What is expected: Locate every line in the records below that contains the word "marker", and copy each one.

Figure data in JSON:
──────────

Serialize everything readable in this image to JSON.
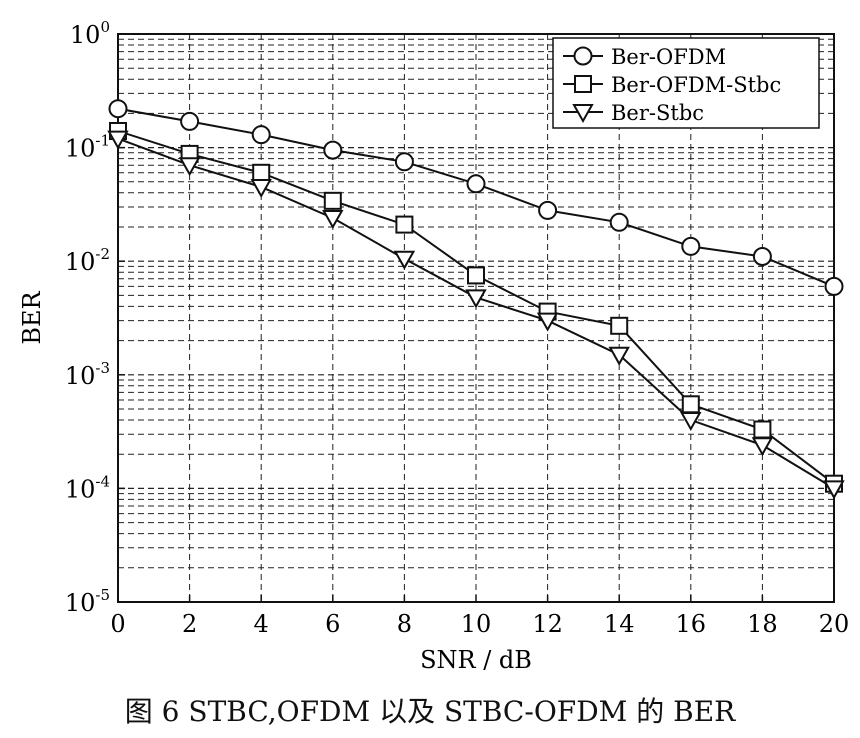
{
  "caption": "图 6 STBC,OFDM 以及 STBC-OFDM 的 BER",
  "chart_data": {
    "type": "line",
    "title": "",
    "xlabel": "SNR / dB",
    "ylabel": "BER",
    "x_scale": "linear",
    "y_scale": "log",
    "xlim": [
      0,
      20
    ],
    "ylim": [
      1e-05,
      1
    ],
    "x_ticks": [
      0,
      2,
      4,
      6,
      8,
      10,
      12,
      14,
      16,
      18,
      20
    ],
    "x_tick_labels": [
      "0",
      "2",
      "4",
      "6",
      "8",
      "10",
      "12",
      "14",
      "16",
      "18",
      "20"
    ],
    "y_ticks": [
      {
        "value": 1,
        "base": "10",
        "exp": "0"
      },
      {
        "value": 0.1,
        "base": "10",
        "exp": "-1"
      },
      {
        "value": 0.01,
        "base": "10",
        "exp": "-2"
      },
      {
        "value": 0.001,
        "base": "10",
        "exp": "-3"
      },
      {
        "value": 0.0001,
        "base": "10",
        "exp": "-4"
      },
      {
        "value": 1e-05,
        "base": "10",
        "exp": "-5"
      }
    ],
    "grid": true,
    "legend_position": "top-right",
    "x": [
      0,
      2,
      4,
      6,
      8,
      10,
      12,
      14,
      16,
      18,
      20
    ],
    "series": [
      {
        "name": "Ber-OFDM",
        "marker": "circle",
        "values": [
          0.22,
          0.17,
          0.13,
          0.095,
          0.075,
          0.048,
          0.028,
          0.022,
          0.0135,
          0.011,
          0.006
        ]
      },
      {
        "name": "Ber-OFDM-Stbc",
        "marker": "square",
        "values": [
          0.14,
          0.088,
          0.06,
          0.034,
          0.021,
          0.0075,
          0.0036,
          0.0027,
          0.00055,
          0.00033,
          0.00011
        ]
      },
      {
        "name": "Ber-Stbc",
        "marker": "triangle-down",
        "values": [
          0.12,
          0.07,
          0.045,
          0.024,
          0.0105,
          0.0048,
          0.003,
          0.0015,
          0.0004,
          0.00024,
          0.0001
        ]
      }
    ]
  }
}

──────────

The reply:
        "marker": "circle",
        "marker": "square",
        "marker": "triangle-down",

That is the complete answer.